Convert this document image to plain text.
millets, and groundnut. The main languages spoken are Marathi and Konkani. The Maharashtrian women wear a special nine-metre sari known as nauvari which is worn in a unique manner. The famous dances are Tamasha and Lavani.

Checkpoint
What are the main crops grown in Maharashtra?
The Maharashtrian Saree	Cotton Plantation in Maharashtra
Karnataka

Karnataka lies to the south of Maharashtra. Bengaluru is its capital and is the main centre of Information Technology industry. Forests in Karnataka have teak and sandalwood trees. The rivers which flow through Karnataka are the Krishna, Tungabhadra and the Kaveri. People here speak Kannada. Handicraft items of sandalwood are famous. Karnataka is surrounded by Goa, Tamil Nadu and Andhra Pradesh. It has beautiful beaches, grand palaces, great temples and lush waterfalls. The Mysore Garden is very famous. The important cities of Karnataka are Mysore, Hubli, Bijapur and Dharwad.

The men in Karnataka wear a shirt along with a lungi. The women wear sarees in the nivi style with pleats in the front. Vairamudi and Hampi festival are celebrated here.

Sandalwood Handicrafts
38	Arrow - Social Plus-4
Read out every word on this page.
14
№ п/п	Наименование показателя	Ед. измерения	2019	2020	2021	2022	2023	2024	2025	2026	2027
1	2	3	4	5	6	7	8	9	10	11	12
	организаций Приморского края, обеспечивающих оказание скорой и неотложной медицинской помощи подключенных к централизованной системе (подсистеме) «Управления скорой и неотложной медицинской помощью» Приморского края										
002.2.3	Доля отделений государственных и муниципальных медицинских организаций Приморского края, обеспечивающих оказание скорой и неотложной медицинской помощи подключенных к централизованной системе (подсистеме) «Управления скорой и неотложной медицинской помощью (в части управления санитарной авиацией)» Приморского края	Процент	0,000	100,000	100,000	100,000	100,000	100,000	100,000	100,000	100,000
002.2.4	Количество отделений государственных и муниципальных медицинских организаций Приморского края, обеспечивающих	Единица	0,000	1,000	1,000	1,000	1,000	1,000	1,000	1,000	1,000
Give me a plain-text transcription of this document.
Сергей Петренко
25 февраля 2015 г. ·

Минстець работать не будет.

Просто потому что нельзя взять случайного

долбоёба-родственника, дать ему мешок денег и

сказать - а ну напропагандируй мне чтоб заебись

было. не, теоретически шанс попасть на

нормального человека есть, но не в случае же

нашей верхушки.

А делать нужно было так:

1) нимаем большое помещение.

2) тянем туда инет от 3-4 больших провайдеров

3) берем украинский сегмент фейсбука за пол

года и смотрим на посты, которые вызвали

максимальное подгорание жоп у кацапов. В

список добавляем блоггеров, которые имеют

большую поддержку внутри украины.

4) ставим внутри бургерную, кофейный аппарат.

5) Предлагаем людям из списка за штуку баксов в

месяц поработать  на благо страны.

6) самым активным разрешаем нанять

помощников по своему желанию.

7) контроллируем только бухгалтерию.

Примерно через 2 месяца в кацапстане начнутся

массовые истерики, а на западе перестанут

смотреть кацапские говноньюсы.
* * * *
» **The problem**
Go through the records line by line and count those containing the string "обеспечивающих". Give only the total.

» **Expected output**
3